> Prompt
The result must match the data exactly, line for line.

Document layout analysis data
'''

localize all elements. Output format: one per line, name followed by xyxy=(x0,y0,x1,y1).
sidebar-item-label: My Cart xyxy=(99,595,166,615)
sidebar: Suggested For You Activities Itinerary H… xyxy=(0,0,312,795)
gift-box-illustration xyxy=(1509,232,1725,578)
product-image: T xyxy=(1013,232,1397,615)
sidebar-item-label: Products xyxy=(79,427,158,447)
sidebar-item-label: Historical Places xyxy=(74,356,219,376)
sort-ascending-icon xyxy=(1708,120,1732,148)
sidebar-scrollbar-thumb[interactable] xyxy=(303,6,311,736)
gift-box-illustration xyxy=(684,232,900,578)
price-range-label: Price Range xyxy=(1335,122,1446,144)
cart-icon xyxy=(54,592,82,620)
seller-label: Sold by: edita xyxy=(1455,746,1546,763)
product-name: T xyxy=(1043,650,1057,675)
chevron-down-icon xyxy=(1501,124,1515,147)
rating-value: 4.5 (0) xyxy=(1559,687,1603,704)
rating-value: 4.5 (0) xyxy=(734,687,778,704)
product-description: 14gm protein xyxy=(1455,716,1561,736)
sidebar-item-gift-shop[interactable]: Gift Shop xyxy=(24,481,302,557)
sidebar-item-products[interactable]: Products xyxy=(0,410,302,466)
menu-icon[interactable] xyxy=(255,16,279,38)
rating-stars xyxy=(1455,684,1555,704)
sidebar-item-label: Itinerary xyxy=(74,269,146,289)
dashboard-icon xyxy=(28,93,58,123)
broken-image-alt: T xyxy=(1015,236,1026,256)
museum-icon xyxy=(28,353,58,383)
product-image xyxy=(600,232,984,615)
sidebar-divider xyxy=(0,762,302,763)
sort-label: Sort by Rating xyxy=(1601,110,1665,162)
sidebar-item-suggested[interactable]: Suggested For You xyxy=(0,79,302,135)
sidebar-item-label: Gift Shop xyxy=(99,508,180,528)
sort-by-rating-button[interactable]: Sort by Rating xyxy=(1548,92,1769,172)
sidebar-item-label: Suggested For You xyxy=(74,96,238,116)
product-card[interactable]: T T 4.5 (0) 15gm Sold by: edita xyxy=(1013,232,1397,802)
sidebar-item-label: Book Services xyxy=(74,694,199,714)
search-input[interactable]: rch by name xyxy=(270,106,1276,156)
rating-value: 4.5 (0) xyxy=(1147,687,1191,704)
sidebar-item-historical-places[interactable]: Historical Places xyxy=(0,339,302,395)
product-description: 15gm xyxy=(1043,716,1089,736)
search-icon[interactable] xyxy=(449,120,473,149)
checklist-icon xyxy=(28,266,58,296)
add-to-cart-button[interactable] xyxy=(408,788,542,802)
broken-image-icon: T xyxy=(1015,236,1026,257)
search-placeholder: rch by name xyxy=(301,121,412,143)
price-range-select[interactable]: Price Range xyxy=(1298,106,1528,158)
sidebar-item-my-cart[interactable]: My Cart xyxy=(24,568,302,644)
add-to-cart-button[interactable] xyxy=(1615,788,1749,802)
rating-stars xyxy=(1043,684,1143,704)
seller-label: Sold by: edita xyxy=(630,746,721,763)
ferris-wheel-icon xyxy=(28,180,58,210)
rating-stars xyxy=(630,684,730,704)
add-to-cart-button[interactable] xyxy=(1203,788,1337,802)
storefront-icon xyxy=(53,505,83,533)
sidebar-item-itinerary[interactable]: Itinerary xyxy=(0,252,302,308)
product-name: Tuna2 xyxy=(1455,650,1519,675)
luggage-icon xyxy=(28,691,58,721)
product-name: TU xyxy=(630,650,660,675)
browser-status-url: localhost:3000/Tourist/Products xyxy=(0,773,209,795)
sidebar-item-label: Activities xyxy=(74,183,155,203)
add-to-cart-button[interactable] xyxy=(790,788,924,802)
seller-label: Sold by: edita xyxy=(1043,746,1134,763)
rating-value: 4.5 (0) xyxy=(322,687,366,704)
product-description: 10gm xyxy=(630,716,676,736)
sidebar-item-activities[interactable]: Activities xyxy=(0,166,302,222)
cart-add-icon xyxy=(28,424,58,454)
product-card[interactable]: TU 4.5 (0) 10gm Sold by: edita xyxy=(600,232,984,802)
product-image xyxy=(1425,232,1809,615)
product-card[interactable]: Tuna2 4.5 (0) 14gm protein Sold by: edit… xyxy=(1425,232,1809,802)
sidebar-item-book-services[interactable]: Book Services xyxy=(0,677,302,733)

'''

> Solution below
localize all elements. Output format: one per line, name followed by xyxy=(x0,y0,x1,y1).
sidebar-item-label: My Cart xyxy=(99,595,166,615)
sidebar: Suggested For You Activities Itinerary H… xyxy=(0,0,312,795)
gift-box-illustration xyxy=(1509,232,1725,578)
product-image: T xyxy=(1013,232,1397,615)
sidebar-item-label: Products xyxy=(79,427,158,447)
sidebar-item-label: Historical Places xyxy=(74,356,219,376)
sort-ascending-icon xyxy=(1708,120,1732,148)
sidebar-scrollbar-thumb[interactable] xyxy=(303,6,311,736)
gift-box-illustration xyxy=(684,232,900,578)
price-range-label: Price Range xyxy=(1335,122,1446,144)
cart-icon xyxy=(54,592,82,620)
seller-label: Sold by: edita xyxy=(1455,746,1546,763)
product-name: T xyxy=(1043,650,1057,675)
chevron-down-icon xyxy=(1501,124,1515,147)
rating-value: 4.5 (0) xyxy=(1559,687,1603,704)
rating-value: 4.5 (0) xyxy=(734,687,778,704)
product-description: 14gm protein xyxy=(1455,716,1561,736)
sidebar-item-gift-shop[interactable]: Gift Shop xyxy=(24,481,302,557)
sidebar-item-products[interactable]: Products xyxy=(0,410,302,466)
menu-icon[interactable] xyxy=(255,16,279,38)
rating-stars xyxy=(1455,684,1555,704)
sidebar-item-label: Itinerary xyxy=(74,269,146,289)
dashboard-icon xyxy=(28,93,58,123)
broken-image-alt: T xyxy=(1015,236,1026,256)
museum-icon xyxy=(28,353,58,383)
product-image xyxy=(600,232,984,615)
sidebar-divider xyxy=(0,762,302,763)
sort-label: Sort by Rating xyxy=(1601,110,1665,162)
sidebar-item-suggested[interactable]: Suggested For You xyxy=(0,79,302,135)
sidebar-item-label: Gift Shop xyxy=(99,508,180,528)
sort-by-rating-button[interactable]: Sort by Rating xyxy=(1548,92,1769,172)
sidebar-item-label: Suggested For You xyxy=(74,96,238,116)
product-card[interactable]: T T 4.5 (0) 15gm Sold by: edita xyxy=(1013,232,1397,802)
sidebar-item-label: Book Services xyxy=(74,694,199,714)
search-input[interactable]: rch by name xyxy=(270,106,1276,156)
rating-value: 4.5 (0) xyxy=(1147,687,1191,704)
sidebar-item-historical-places[interactable]: Historical Places xyxy=(0,339,302,395)
product-description: 15gm xyxy=(1043,716,1089,736)
search-icon[interactable] xyxy=(449,120,473,149)
checklist-icon xyxy=(28,266,58,296)
add-to-cart-button[interactable] xyxy=(408,788,542,802)
broken-image-icon: T xyxy=(1015,236,1026,257)
search-placeholder: rch by name xyxy=(301,121,412,143)
price-range-select[interactable]: Price Range xyxy=(1298,106,1528,158)
sidebar-item-my-cart[interactable]: My Cart xyxy=(24,568,302,644)
add-to-cart-button[interactable] xyxy=(1615,788,1749,802)
rating-stars xyxy=(1043,684,1143,704)
seller-label: Sold by: edita xyxy=(630,746,721,763)
ferris-wheel-icon xyxy=(28,180,58,210)
rating-stars xyxy=(630,684,730,704)
add-to-cart-button[interactable] xyxy=(1203,788,1337,802)
storefront-icon xyxy=(53,505,83,533)
sidebar-item-itinerary[interactable]: Itinerary xyxy=(0,252,302,308)
product-name: Tuna2 xyxy=(1455,650,1519,675)
luggage-icon xyxy=(28,691,58,721)
product-name: TU xyxy=(630,650,660,675)
browser-status-url: localhost:3000/Tourist/Products xyxy=(0,773,209,795)
sidebar-item-label: Activities xyxy=(74,183,155,203)
add-to-cart-button[interactable] xyxy=(790,788,924,802)
seller-label: Sold by: edita xyxy=(1043,746,1134,763)
rating-value: 4.5 (0) xyxy=(322,687,366,704)
product-description: 10gm xyxy=(630,716,676,736)
sidebar-item-activities[interactable]: Activities xyxy=(0,166,302,222)
cart-add-icon xyxy=(28,424,58,454)
product-card[interactable]: TU 4.5 (0) 10gm Sold by: edita xyxy=(600,232,984,802)
product-image xyxy=(1425,232,1809,615)
product-card[interactable]: Tuna2 4.5 (0) 14gm protein Sold by: edit… xyxy=(1425,232,1809,802)
sidebar-item-book-services[interactable]: Book Services xyxy=(0,677,302,733)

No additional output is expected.